** BEGIN **
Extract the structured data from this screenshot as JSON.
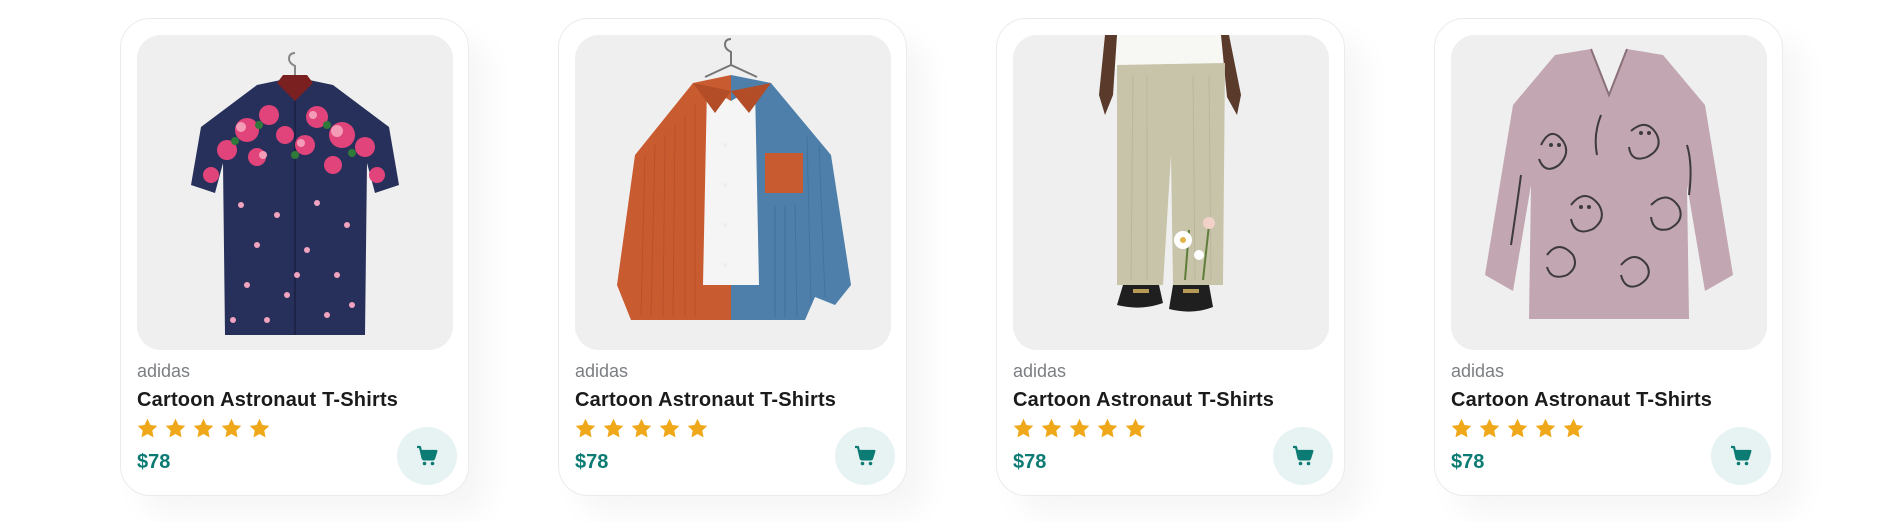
{
  "colors": {
    "accent": "#0b7b73",
    "star": "#f0a81b",
    "cart_bg": "#e6f3f2",
    "image_bg": "#efefef"
  },
  "products": [
    {
      "brand": "adidas",
      "title": "Cartoon Astronaut T-Shirts",
      "rating": 5,
      "price": "$78",
      "image": "navy-floral-short-sleeve-shirt"
    },
    {
      "brand": "adidas",
      "title": "Cartoon Astronaut T-Shirts",
      "rating": 5,
      "price": "$78",
      "image": "orange-blue-corduroy-shirt"
    },
    {
      "brand": "adidas",
      "title": "Cartoon Astronaut T-Shirts",
      "rating": 5,
      "price": "$78",
      "image": "linen-floral-pants"
    },
    {
      "brand": "adidas",
      "title": "Cartoon Astronaut T-Shirts",
      "rating": 5,
      "price": "$78",
      "image": "mauve-cat-print-blouse"
    }
  ]
}
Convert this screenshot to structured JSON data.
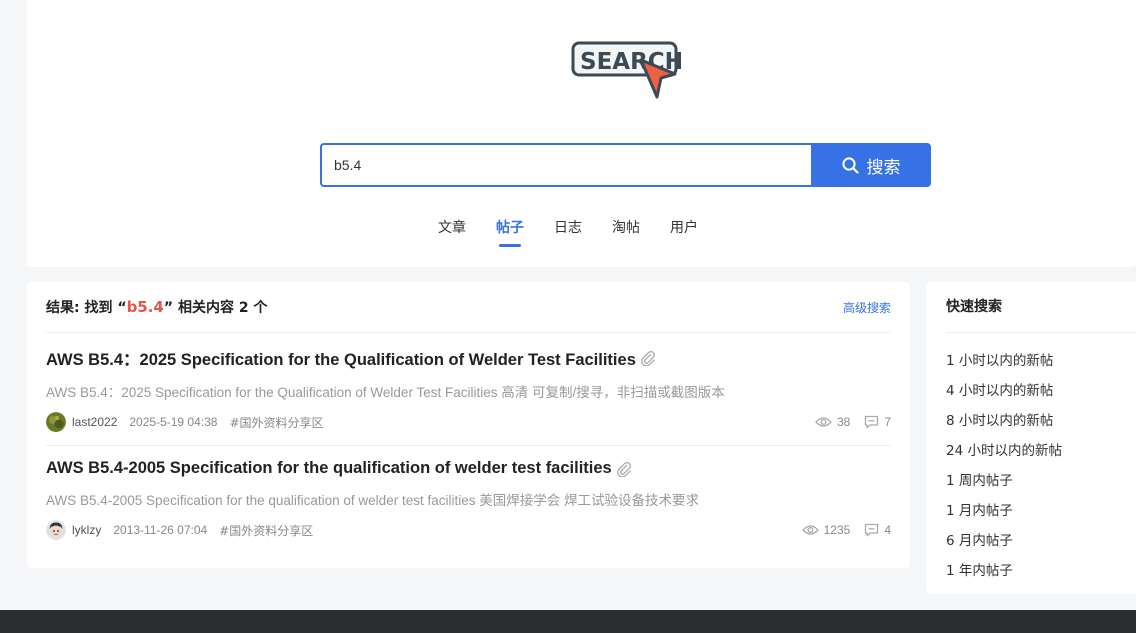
** END **
*Short problem*: Your task is to gather every line with the word "floral" and copy it.

*Task result*:
      "image": "navy-floral-short-sleeve-shirt"
      "image": "linen-floral-pants"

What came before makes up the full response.